PROBLEM REQUIREMENTS
Work through the listing below and count the lines that hold "curve". Answer with the number alone.

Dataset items
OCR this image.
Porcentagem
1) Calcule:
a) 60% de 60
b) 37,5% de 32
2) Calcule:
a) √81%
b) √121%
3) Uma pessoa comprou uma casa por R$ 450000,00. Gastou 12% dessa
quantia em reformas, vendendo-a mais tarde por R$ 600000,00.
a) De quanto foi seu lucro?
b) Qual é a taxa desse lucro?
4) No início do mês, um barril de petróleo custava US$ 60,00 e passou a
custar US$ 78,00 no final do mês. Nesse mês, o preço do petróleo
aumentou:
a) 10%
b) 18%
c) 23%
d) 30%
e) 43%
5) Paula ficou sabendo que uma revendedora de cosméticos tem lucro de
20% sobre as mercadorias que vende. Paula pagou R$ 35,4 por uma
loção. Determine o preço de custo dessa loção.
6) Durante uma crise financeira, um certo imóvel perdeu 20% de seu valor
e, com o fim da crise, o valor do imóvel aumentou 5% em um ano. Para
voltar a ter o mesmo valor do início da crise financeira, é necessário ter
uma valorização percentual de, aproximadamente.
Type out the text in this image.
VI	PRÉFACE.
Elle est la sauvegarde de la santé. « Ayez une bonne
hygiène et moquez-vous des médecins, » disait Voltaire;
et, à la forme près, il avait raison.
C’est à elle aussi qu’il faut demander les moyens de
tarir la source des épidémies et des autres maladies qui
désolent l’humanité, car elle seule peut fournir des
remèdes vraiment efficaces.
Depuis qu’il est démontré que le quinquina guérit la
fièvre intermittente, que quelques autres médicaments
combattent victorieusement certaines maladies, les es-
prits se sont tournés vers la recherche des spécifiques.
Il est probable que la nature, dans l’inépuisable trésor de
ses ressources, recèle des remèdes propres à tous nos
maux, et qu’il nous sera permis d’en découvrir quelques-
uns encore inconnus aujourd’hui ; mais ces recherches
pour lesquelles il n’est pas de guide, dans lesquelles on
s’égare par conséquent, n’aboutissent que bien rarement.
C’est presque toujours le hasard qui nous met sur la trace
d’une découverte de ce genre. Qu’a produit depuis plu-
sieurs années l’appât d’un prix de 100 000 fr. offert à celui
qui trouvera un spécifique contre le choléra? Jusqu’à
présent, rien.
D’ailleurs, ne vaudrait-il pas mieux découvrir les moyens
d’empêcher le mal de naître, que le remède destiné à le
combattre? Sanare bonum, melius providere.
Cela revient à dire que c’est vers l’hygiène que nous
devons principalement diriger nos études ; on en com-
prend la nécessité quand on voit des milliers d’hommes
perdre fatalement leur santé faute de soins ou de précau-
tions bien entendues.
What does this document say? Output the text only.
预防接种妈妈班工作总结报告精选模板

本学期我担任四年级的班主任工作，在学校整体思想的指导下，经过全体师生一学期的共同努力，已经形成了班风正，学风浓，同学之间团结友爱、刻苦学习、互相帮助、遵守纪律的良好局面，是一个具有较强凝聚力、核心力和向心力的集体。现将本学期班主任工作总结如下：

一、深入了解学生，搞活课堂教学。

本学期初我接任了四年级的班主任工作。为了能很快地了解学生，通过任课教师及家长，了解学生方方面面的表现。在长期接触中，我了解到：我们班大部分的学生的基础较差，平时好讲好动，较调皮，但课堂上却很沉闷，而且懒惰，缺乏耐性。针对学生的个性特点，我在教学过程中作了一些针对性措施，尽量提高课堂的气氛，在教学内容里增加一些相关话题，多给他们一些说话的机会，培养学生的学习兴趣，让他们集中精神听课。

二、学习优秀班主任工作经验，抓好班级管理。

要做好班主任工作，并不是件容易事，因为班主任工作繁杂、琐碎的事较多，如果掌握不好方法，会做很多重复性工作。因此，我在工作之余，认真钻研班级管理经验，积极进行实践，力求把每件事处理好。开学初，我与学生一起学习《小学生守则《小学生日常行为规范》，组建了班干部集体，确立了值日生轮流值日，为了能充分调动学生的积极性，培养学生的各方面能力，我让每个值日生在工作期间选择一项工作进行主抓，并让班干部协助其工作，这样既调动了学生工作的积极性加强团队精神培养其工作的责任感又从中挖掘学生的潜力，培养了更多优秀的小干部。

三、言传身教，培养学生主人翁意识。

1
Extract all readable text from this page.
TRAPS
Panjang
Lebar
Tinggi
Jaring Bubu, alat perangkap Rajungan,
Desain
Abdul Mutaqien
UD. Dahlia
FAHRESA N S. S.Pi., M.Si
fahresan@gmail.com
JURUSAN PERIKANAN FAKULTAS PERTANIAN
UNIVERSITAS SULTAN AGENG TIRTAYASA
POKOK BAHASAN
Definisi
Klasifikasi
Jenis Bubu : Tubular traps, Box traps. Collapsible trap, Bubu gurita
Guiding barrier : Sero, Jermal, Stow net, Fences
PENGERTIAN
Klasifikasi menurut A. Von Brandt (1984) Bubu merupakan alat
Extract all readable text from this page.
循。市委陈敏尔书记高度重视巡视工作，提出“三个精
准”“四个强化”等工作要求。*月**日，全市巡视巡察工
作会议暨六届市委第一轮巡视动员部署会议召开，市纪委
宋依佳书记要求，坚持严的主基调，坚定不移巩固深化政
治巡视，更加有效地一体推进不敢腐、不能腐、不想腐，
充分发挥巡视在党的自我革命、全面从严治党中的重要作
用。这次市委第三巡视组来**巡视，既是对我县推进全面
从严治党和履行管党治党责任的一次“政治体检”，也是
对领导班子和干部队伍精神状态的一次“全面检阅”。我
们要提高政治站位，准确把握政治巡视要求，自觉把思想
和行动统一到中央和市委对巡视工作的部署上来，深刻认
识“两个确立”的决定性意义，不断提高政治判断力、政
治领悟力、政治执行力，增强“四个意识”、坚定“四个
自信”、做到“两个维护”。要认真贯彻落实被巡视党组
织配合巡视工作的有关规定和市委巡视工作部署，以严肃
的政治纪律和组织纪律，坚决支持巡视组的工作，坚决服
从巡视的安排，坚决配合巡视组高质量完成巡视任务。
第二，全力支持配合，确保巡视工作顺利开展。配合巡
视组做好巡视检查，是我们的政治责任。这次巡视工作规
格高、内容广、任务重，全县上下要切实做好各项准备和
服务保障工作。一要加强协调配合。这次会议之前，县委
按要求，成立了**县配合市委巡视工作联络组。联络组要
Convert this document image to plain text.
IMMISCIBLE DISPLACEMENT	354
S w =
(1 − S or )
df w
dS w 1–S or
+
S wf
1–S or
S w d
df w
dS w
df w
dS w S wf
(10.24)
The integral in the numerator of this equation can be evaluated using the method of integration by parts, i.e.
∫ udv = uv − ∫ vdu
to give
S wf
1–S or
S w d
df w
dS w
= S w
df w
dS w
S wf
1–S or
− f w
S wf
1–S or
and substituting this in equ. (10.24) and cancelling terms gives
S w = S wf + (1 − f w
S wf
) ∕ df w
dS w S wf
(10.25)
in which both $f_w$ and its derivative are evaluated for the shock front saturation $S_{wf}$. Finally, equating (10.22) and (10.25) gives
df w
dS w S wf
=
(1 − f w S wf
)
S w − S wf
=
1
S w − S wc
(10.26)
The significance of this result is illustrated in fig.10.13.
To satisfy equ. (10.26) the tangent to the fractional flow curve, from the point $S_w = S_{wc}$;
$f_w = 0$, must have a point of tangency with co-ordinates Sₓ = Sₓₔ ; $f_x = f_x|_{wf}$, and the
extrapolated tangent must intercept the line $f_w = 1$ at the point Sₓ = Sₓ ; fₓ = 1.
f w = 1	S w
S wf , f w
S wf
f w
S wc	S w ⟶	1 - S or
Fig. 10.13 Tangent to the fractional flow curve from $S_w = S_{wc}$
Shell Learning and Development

WRITTEN RESPONSE
2